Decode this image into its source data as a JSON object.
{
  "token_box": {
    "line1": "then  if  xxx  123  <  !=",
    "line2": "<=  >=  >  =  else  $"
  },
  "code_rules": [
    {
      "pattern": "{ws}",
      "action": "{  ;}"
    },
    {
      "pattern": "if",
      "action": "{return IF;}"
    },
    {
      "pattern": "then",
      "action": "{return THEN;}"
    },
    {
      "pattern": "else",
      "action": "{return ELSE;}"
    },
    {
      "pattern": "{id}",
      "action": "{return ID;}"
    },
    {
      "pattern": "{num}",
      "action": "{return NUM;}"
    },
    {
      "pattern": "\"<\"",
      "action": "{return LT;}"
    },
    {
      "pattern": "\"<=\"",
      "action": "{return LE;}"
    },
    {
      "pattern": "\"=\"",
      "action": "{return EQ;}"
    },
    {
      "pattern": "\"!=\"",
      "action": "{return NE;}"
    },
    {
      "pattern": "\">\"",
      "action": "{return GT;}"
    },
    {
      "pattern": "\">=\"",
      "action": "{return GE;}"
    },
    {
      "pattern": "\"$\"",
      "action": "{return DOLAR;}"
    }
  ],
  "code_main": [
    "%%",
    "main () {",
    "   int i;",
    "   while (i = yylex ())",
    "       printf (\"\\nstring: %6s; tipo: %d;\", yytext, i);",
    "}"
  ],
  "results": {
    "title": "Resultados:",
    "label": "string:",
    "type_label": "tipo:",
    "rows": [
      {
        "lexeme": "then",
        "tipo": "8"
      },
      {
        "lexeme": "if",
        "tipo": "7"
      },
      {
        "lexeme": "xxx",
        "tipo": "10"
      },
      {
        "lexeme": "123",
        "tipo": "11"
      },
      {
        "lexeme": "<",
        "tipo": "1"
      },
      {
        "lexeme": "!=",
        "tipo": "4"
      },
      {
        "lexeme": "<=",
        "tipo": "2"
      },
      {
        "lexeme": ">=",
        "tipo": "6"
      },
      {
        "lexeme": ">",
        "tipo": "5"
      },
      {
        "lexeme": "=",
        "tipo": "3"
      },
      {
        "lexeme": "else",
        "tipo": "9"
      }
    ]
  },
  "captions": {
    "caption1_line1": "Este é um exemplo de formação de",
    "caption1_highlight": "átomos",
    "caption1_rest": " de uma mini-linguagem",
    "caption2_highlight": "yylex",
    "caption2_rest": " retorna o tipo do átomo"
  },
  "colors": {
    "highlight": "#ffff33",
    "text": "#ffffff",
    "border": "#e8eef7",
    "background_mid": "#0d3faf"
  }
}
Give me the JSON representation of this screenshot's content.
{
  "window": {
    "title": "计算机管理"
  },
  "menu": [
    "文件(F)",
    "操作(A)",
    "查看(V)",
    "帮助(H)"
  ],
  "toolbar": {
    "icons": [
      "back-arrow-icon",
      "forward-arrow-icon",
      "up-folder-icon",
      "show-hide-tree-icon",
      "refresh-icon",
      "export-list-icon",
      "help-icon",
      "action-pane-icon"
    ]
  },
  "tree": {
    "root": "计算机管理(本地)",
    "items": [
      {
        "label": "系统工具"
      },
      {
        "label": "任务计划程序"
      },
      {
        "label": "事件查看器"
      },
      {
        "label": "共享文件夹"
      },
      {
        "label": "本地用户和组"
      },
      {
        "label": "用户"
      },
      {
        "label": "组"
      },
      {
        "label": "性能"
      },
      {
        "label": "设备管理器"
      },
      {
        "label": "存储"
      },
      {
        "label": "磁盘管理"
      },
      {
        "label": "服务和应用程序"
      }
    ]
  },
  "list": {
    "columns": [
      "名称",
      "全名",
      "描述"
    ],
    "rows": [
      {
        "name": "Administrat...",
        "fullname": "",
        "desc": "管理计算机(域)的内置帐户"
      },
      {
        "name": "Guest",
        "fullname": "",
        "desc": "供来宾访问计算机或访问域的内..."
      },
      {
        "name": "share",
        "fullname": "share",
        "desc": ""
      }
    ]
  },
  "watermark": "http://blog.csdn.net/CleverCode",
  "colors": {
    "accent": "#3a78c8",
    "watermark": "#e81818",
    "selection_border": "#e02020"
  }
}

_ _ _ _

§ **Task**
Copy out the whole listing exactly.

§ **Response**
Decode this image into its source data as a JSON object.
{
  "token_box": {
    "line1": "then  if  xxx  123  <  !=",
    "line2": "<=  >=  >  =  else  $"
  },
  "code_rules": [
    {
      "pattern": "{ws}",
      "action": "{  ;}"
    },
    {
      "pattern": "if",
      "action": "{return IF;}"
    },
    {
      "pattern": "then",
      "action": "{return THEN;}"
    },
    {
      "pattern": "else",
      "action": "{return ELSE;}"
    },
    {
      "pattern": "{id}",
      "action": "{return ID;}"
    },
    {
      "pattern": "{num}",
      "action": "{return NUM;}"
    },
    {
      "pattern": "\"<\"",
      "action": "{return LT;}"
    },
    {
      "pattern": "\"<=\"",
      "action": "{return LE;}"
    },
    {
      "pattern": "\"=\"",
      "action": "{return EQ;}"
    },
    {
      "pattern": "\"!=\"",
      "action": "{return NE;}"
    },
    {
      "pattern": "\">\"",
      "action": "{return GT;}"
    },
    {
      "pattern": "\">=\"",
      "action": "{return GE;}"
    },
    {
      "pattern": "\"$\"",
      "action": "{return DOLAR;}"
    }
  ],
  "code_main": [
    "%%",
    "main () {",
    "   int i;",
    "   while (i = yylex ())",
    "       printf (\"\\nstring: %6s; tipo: %d;\", yytext, i);",
    "}"
  ],
  "results": {
    "title": "Resultados:",
    "label": "string:",
    "type_label": "tipo:",
    "rows": [
      {
        "lexeme": "then",
        "tipo": "8"
      },
      {
        "lexeme": "if",
        "tipo": "7"
      },
      {
        "lexeme": "xxx",
        "tipo": "10"
      },
      {
        "lexeme": "123",
        "tipo": "11"
      },
      {
        "lexeme": "<",
        "tipo": "1"
      },
      {
        "lexeme": "!=",
        "tipo": "4"
      },
      {
        "lexeme": "<=",
        "tipo": "2"
      },
      {
        "lexeme": ">=",
        "tipo": "6"
      },
      {
        "lexeme": ">",
        "tipo": "5"
      },
      {
        "lexeme": "=",
        "tipo": "3"
      },
      {
        "lexeme": "else",
        "tipo": "9"
      }
    ]
  },
  "captions": {
    "caption1_line1": "Este é um exemplo de formação de",
    "caption1_highlight": "átomos",
    "caption1_rest": " de uma mini-linguagem",
    "caption2_highlight": "yylex",
    "caption2_rest": " retorna o tipo do átomo"
  },
  "colors": {
    "highlight": "#ffff33",
    "text": "#ffffff",
    "border": "#e8eef7",
    "background_mid": "#0d3faf"
  }
}
Give me the JSON representation of this screenshot's content.
{
  "window": {
    "title": "计算机管理"
  },
  "menu": [
    "文件(F)",
    "操作(A)",
    "查看(V)",
    "帮助(H)"
  ],
  "toolbar": {
    "icons": [
      "back-arrow-icon",
      "forward-arrow-icon",
      "up-folder-icon",
      "show-hide-tree-icon",
      "refresh-icon",
      "export-list-icon",
      "help-icon",
      "action-pane-icon"
    ]
  },
  "tree": {
    "root": "计算机管理(本地)",
    "items": [
      {
        "label": "系统工具"
      },
      {
        "label": "任务计划程序"
      },
      {
        "label": "事件查看器"
      },
      {
        "label": "共享文件夹"
      },
      {
        "label": "本地用户和组"
      },
      {
        "label": "用户"
      },
      {
        "label": "组"
      },
      {
        "label": "性能"
      },
      {
        "label": "设备管理器"
      },
      {
        "label": "存储"
      },
      {
        "label": "磁盘管理"
      },
      {
        "label": "服务和应用程序"
      }
    ]
  },
  "list": {
    "columns": [
      "名称",
      "全名",
      "描述"
    ],
    "rows": [
      {
        "name": "Administrat...",
        "fullname": "",
        "desc": "管理计算机(域)的内置帐户"
      },
      {
        "name": "Guest",
        "fullname": "",
        "desc": "供来宾访问计算机或访问域的内..."
      },
      {
        "name": "share",
        "fullname": "share",
        "desc": ""
      }
    ]
  },
  "watermark": "http://blog.csdn.net/CleverCode",
  "colors": {
    "accent": "#3a78c8",
    "watermark": "#e81818",
    "selection_border": "#e02020"
  }
}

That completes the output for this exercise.